Start of INFORMATION GIVEN

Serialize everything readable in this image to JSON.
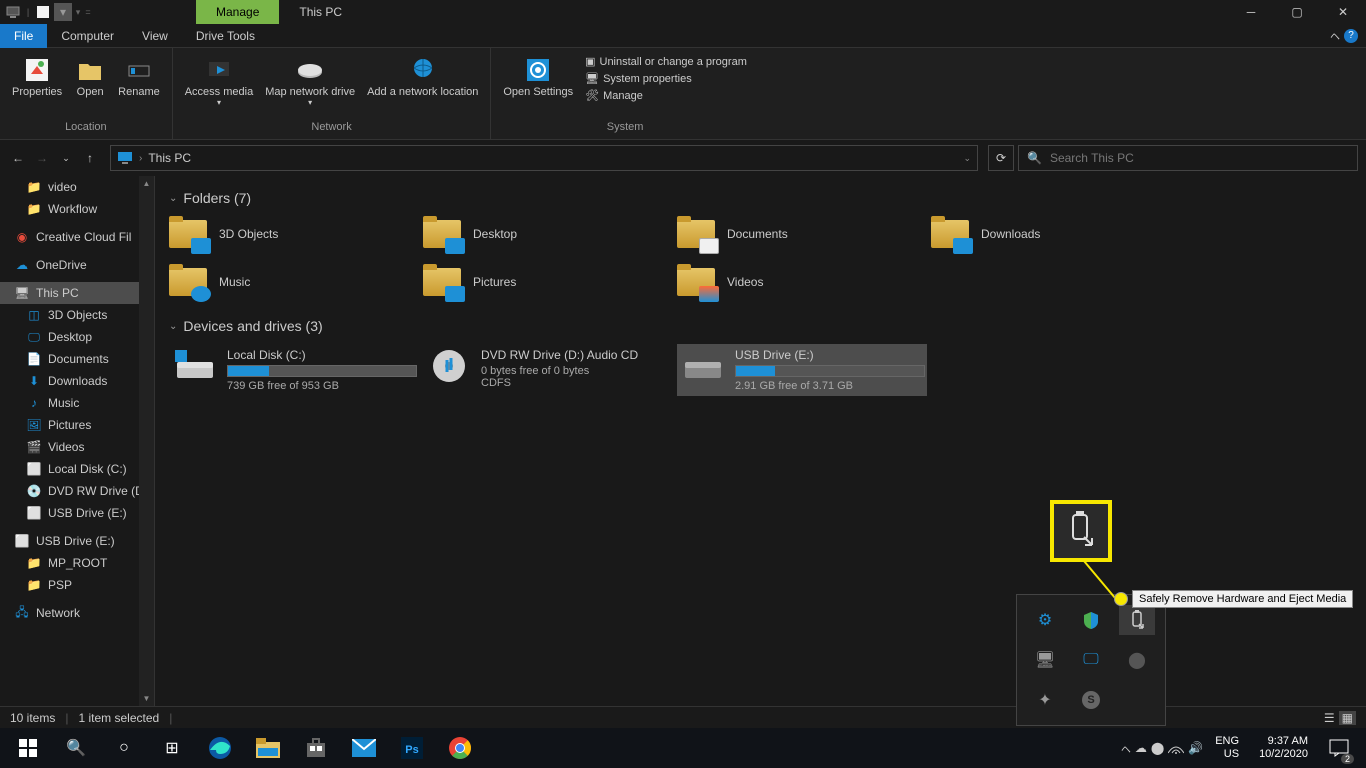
{
  "title_bar": {
    "manage_tab": "Manage",
    "title": "This PC"
  },
  "menu": {
    "file": "File",
    "computer": "Computer",
    "view": "View",
    "drive_tools": "Drive Tools"
  },
  "ribbon": {
    "location": {
      "properties": "Properties",
      "open": "Open",
      "rename": "Rename",
      "label": "Location"
    },
    "network": {
      "access_media": "Access media",
      "map_drive": "Map network drive",
      "add_location": "Add a network location",
      "label": "Network"
    },
    "system": {
      "open_settings": "Open Settings",
      "uninstall": "Uninstall or change a program",
      "sys_props": "System properties",
      "manage": "Manage",
      "label": "System"
    }
  },
  "nav": {
    "breadcrumb": "This PC",
    "search_placeholder": "Search This PC"
  },
  "sidebar": {
    "items": [
      {
        "label": "video",
        "icon": "folder"
      },
      {
        "label": "Workflow",
        "icon": "folder"
      }
    ],
    "cc": "Creative Cloud Fil",
    "onedrive": "OneDrive",
    "thispc": "This PC",
    "pc_children": [
      {
        "label": "3D Objects",
        "icon": "obj"
      },
      {
        "label": "Desktop",
        "icon": "desktop"
      },
      {
        "label": "Documents",
        "icon": "doc"
      },
      {
        "label": "Downloads",
        "icon": "dl"
      },
      {
        "label": "Music",
        "icon": "music"
      },
      {
        "label": "Pictures",
        "icon": "pic"
      },
      {
        "label": "Videos",
        "icon": "vid"
      },
      {
        "label": "Local Disk (C:)",
        "icon": "disk"
      },
      {
        "label": "DVD RW Drive (D",
        "icon": "dvd"
      },
      {
        "label": "USB Drive (E:)",
        "icon": "usb"
      }
    ],
    "usb_root": "USB Drive (E:)",
    "usb_children": [
      {
        "label": "MP_ROOT"
      },
      {
        "label": "PSP"
      }
    ],
    "network": "Network"
  },
  "main": {
    "folders_header": "Folders (7)",
    "folders": [
      {
        "label": "3D Objects",
        "overlay": "#1e90d6"
      },
      {
        "label": "Desktop",
        "overlay": "#1e90d6"
      },
      {
        "label": "Documents",
        "overlay": "#f0f0f0"
      },
      {
        "label": "Downloads",
        "overlay": "#1e90d6"
      },
      {
        "label": "Music",
        "overlay": "#1e90d6"
      },
      {
        "label": "Pictures",
        "overlay": "#1e90d6"
      },
      {
        "label": "Videos",
        "overlay": "#ff6b35"
      }
    ],
    "drives_header": "Devices and drives (3)",
    "drives": {
      "c": {
        "name": "Local Disk (C:)",
        "free": "739 GB free of 953 GB",
        "pct": 22
      },
      "d": {
        "name": "DVD RW Drive (D:) Audio CD",
        "line1": "0 bytes free of 0 bytes",
        "line2": "CDFS"
      },
      "e": {
        "name": "USB Drive (E:)",
        "free": "2.91 GB free of 3.71 GB",
        "pct": 21
      }
    }
  },
  "status": {
    "items": "10 items",
    "selected": "1 item selected"
  },
  "tooltip": "Safely Remove Hardware and Eject Media",
  "taskbar": {
    "lang1": "ENG",
    "lang2": "US",
    "time": "9:37 AM",
    "date": "10/2/2020",
    "notif": "2"
  }
}
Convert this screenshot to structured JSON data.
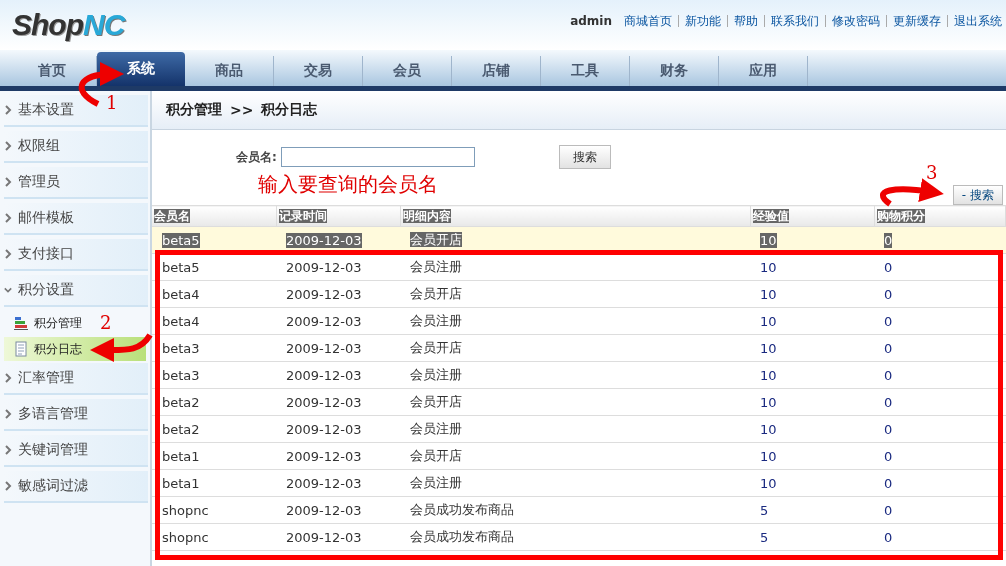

End of INFORMATION GIVEN

Copy out the data above exactly, except the pictures.

Serialize everything readable in this image to JSON.
{
  "title_bar": {
    "manage_tab": "Manage",
    "title": "This PC"
  },
  "menu": {
    "file": "File",
    "computer": "Computer",
    "view": "View",
    "drive_tools": "Drive Tools"
  },
  "ribbon": {
    "location": {
      "properties": "Properties",
      "open": "Open",
      "rename": "Rename",
      "label": "Location"
    },
    "network": {
      "access_media": "Access media",
      "map_drive": "Map network drive",
      "add_location": "Add a network location",
      "label": "Network"
    },
    "system": {
      "open_settings": "Open Settings",
      "uninstall": "Uninstall or change a program",
      "sys_props": "System properties",
      "manage": "Manage",
      "label": "System"
    }
  },
  "nav": {
    "breadcrumb": "This PC",
    "search_placeholder": "Search This PC"
  },
  "sidebar": {
    "items": [
      {
        "label": "video",
        "icon": "folder"
      },
      {
        "label": "Workflow",
        "icon": "folder"
      }
    ],
    "cc": "Creative Cloud Fil",
    "onedrive": "OneDrive",
    "thispc": "This PC",
    "pc_children": [
      {
        "label": "3D Objects",
        "icon": "obj"
      },
      {
        "label": "Desktop",
        "icon": "desktop"
      },
      {
        "label": "Documents",
        "icon": "doc"
      },
      {
        "label": "Downloads",
        "icon": "dl"
      },
      {
        "label": "Music",
        "icon": "music"
      },
      {
        "label": "Pictures",
        "icon": "pic"
      },
      {
        "label": "Videos",
        "icon": "vid"
      },
      {
        "label": "Local Disk (C:)",
        "icon": "disk"
      },
      {
        "label": "DVD RW Drive (D",
        "icon": "dvd"
      },
      {
        "label": "USB Drive (E:)",
        "icon": "usb"
      }
    ],
    "usb_root": "USB Drive (E:)",
    "usb_children": [
      {
        "label": "MP_ROOT"
      },
      {
        "label": "PSP"
      }
    ],
    "network": "Network"
  },
  "main": {
    "folders_header": "Folders (7)",
    "folders": [
      {
        "label": "3D Objects",
        "overlay": "#1e90d6"
      },
      {
        "label": "Desktop",
        "overlay": "#1e90d6"
      },
      {
        "label": "Documents",
        "overlay": "#f0f0f0"
      },
      {
        "label": "Downloads",
        "overlay": "#1e90d6"
      },
      {
        "label": "Music",
        "overlay": "#1e90d6"
      },
      {
        "label": "Pictures",
        "overlay": "#1e90d6"
      },
      {
        "label": "Videos",
        "overlay": "#ff6b35"
      }
    ],
    "drives_header": "Devices and drives (3)",
    "drives": {
      "c": {
        "name": "Local Disk (C:)",
        "free": "739 GB free of 953 GB",
        "pct": 22
      },
      "d": {
        "name": "DVD RW Drive (D:) Audio CD",
        "line1": "0 bytes free of 0 bytes",
        "line2": "CDFS"
      },
      "e": {
        "name": "USB Drive (E:)",
        "free": "2.91 GB free of 3.71 GB",
        "pct": 21
      }
    }
  },
  "status": {
    "items": "10 items",
    "selected": "1 item selected"
  },
  "tooltip": "Safely Remove Hardware and Eject Media",
  "taskbar": {
    "lang1": "ENG",
    "lang2": "US",
    "time": "9:37 AM",
    "date": "10/2/2020",
    "notif": "2"
  }
}
Convert this screenshot to structured JSON data.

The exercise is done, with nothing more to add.